SHORT PROBLEM =
Reproduce, word for word, the lines that begin with the one containing "y-tick-label: −72: [60, 36, 87, 53]" and end with the one containing "heatmap-column: [342, 380, 356, 597]", including both of those lines.

MATERIAL FOR THIS EXERCISE =

------

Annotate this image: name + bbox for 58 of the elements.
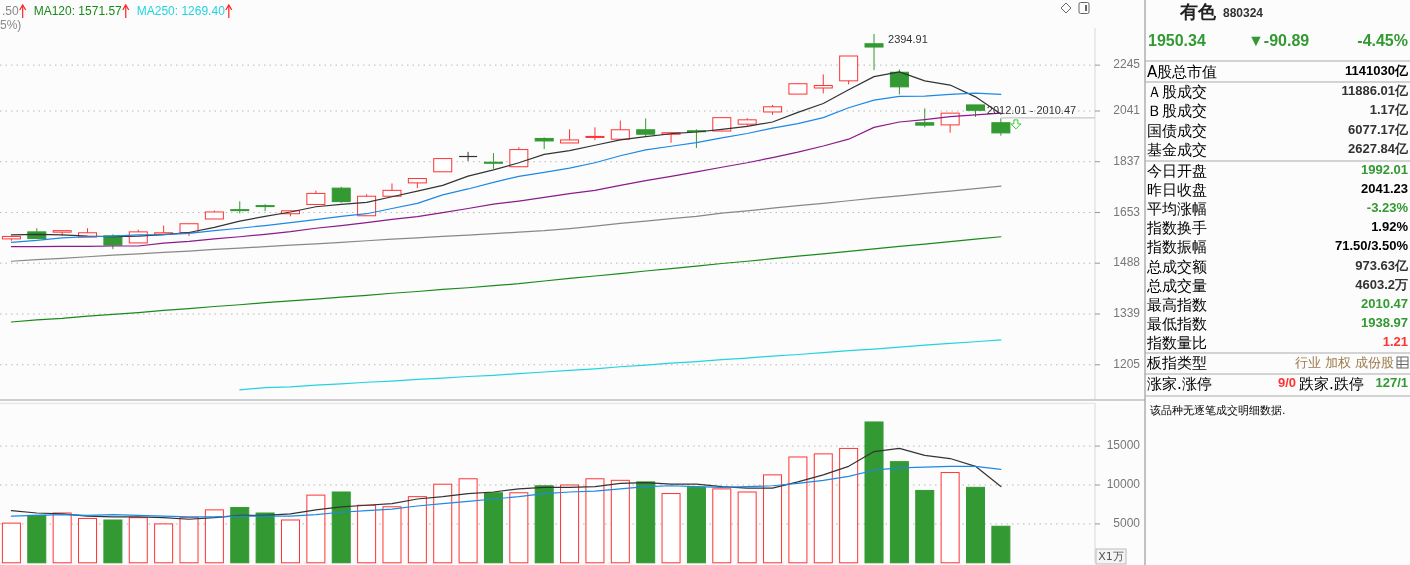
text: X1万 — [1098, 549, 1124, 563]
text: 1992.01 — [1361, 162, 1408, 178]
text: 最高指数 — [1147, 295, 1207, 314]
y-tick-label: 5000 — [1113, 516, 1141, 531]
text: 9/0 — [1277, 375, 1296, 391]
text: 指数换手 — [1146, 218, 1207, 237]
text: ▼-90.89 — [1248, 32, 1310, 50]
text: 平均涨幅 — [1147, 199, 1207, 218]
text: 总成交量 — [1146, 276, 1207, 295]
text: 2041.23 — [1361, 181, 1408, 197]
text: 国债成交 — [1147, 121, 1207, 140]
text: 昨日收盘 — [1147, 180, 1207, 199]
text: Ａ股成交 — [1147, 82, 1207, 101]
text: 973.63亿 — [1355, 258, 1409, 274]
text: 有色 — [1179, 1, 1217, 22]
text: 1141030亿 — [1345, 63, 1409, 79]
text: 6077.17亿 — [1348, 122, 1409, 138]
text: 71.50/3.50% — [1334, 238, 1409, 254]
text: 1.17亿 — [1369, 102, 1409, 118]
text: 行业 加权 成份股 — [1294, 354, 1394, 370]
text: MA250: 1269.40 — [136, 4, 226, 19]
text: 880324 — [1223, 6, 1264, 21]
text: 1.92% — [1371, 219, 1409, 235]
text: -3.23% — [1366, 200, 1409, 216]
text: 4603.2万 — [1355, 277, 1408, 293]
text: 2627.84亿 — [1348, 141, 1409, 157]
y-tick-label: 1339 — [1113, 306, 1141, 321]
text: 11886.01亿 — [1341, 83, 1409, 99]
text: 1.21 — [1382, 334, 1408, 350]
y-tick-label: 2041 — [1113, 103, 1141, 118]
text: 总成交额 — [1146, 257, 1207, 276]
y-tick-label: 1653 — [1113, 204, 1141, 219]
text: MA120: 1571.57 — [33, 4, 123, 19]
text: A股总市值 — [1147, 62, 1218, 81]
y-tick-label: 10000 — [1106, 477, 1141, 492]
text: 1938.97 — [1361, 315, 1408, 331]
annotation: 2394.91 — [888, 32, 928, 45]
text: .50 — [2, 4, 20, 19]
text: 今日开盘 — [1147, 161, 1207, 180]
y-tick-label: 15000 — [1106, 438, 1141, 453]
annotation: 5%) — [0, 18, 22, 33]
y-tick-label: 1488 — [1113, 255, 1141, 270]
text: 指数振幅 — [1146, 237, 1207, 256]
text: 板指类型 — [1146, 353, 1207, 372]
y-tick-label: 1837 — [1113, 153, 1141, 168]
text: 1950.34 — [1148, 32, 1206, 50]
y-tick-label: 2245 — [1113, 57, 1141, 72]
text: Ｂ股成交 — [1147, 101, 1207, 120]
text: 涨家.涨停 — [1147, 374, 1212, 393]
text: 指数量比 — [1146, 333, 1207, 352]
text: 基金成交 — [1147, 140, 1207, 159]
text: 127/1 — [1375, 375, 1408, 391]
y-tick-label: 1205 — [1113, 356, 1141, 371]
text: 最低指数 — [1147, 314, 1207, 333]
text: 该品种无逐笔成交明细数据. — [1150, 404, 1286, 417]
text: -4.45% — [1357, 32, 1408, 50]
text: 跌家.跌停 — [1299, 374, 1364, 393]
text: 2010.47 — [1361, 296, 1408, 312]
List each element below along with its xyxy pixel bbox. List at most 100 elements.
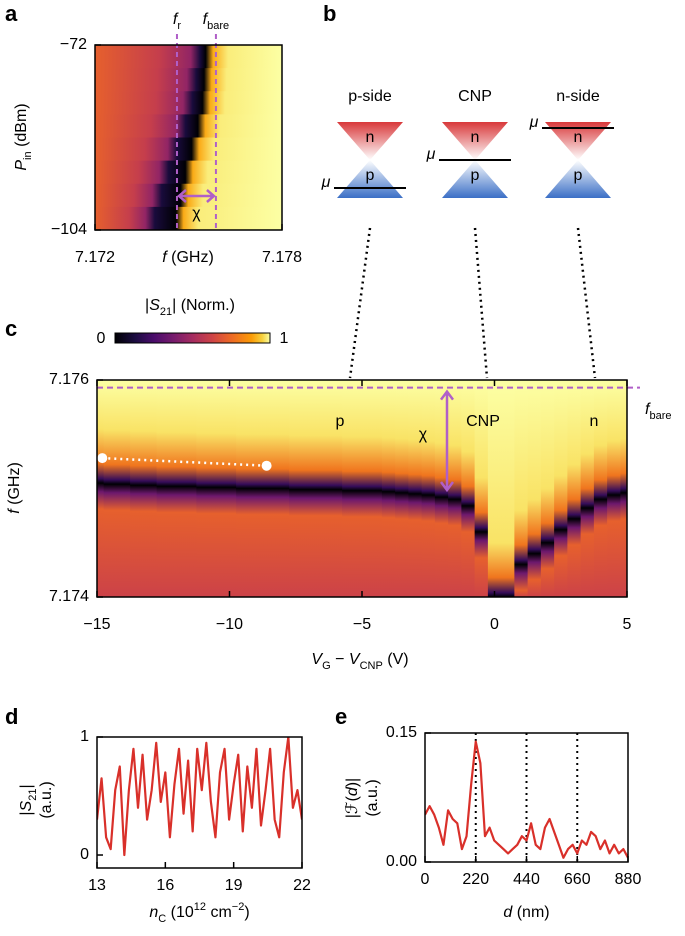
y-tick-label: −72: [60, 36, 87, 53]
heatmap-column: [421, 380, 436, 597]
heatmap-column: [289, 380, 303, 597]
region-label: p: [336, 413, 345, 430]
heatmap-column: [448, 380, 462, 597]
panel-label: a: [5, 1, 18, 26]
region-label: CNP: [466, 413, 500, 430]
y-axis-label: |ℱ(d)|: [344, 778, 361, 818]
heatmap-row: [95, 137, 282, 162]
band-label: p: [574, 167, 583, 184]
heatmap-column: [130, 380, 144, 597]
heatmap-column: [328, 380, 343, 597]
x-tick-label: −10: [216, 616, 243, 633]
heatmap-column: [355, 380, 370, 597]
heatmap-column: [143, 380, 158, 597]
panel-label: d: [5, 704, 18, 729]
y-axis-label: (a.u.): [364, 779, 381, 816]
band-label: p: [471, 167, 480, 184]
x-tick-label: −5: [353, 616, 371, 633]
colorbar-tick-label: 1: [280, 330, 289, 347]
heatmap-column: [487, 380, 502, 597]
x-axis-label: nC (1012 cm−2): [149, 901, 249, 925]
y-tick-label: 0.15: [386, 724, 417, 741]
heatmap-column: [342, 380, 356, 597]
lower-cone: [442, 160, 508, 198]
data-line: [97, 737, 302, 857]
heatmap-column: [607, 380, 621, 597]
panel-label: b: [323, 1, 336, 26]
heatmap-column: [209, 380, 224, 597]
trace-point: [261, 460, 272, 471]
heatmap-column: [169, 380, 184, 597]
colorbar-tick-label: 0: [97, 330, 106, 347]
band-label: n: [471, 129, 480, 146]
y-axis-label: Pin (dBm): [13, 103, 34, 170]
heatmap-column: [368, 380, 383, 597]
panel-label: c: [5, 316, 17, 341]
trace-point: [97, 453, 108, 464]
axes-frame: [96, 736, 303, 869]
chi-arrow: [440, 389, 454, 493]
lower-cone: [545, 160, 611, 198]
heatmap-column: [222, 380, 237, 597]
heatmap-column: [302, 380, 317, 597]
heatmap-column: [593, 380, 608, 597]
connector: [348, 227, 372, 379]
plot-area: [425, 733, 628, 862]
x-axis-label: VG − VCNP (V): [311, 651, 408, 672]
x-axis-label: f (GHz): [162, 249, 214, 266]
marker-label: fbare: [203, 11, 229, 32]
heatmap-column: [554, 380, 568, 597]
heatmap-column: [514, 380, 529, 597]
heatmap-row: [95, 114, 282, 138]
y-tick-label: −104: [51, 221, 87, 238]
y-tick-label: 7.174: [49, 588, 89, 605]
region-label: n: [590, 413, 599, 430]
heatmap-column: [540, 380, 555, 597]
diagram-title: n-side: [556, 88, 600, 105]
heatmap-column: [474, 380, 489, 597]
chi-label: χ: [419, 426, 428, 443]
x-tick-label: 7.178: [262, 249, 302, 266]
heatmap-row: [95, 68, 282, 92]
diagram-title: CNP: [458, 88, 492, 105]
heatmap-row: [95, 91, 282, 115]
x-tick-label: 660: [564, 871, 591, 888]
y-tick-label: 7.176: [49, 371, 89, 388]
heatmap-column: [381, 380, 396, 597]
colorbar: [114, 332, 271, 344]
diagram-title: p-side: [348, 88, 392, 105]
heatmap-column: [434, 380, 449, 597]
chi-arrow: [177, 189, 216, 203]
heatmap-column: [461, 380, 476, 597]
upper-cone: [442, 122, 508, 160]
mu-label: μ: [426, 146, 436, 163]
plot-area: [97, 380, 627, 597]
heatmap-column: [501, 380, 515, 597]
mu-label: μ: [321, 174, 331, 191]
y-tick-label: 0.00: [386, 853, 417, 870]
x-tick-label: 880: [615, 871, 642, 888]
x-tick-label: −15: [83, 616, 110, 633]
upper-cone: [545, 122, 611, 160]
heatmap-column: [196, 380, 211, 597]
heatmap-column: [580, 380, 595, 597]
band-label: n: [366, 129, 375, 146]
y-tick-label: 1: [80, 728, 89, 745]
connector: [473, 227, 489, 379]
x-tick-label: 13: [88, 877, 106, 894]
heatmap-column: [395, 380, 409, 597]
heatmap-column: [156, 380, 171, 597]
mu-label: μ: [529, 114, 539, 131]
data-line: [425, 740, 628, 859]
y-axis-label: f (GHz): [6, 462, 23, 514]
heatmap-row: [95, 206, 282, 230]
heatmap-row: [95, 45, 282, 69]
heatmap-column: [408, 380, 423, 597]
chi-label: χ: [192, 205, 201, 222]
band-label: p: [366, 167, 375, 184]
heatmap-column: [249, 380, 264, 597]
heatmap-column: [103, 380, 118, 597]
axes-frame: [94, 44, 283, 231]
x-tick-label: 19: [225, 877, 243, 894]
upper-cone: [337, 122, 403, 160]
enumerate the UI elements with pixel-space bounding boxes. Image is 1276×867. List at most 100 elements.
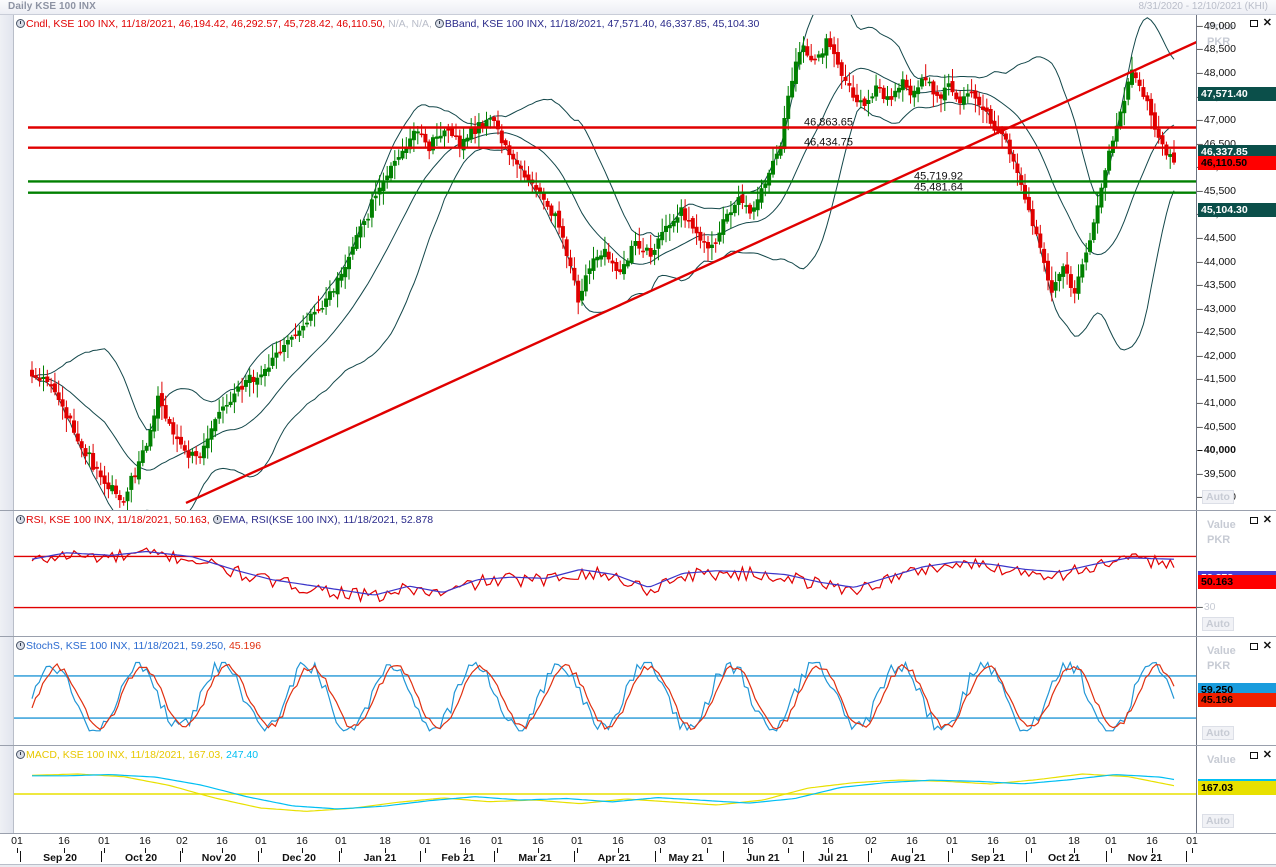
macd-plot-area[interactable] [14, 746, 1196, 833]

------

FINISHED EXERCISE =
y-tick-label: −72: [60, 36, 87, 53]
heatmap-column: [421, 380, 436, 597]
heatmap-column: [289, 380, 303, 597]
region-label: p: [336, 413, 345, 430]
heatmap-column: [448, 380, 462, 597]
panel-label: a: [5, 1, 18, 26]
region-label: CNP: [466, 413, 500, 430]
y-axis-label: |ℱ(d)|: [344, 778, 361, 818]
heatmap-row: [95, 137, 282, 162]
band-label: p: [574, 167, 583, 184]
heatmap-column: [130, 380, 144, 597]
heatmap-column: [328, 380, 343, 597]
x-tick-label: −10: [216, 616, 243, 633]
heatmap-column: [355, 380, 370, 597]
heatmap-column: [143, 380, 158, 597]
panel-label: d: [5, 704, 18, 729]
y-axis-label: (a.u.): [364, 779, 381, 816]
band-label: p: [471, 167, 480, 184]
x-tick-label: −5: [353, 616, 371, 633]
colorbar-tick-label: 1: [280, 330, 289, 347]
heatmap-column: [487, 380, 502, 597]
x-axis-label: nC (1012 cm−2): [149, 901, 249, 925]
y-tick-label: 0.15: [386, 724, 417, 741]
heatmap-column: [342, 380, 356, 597]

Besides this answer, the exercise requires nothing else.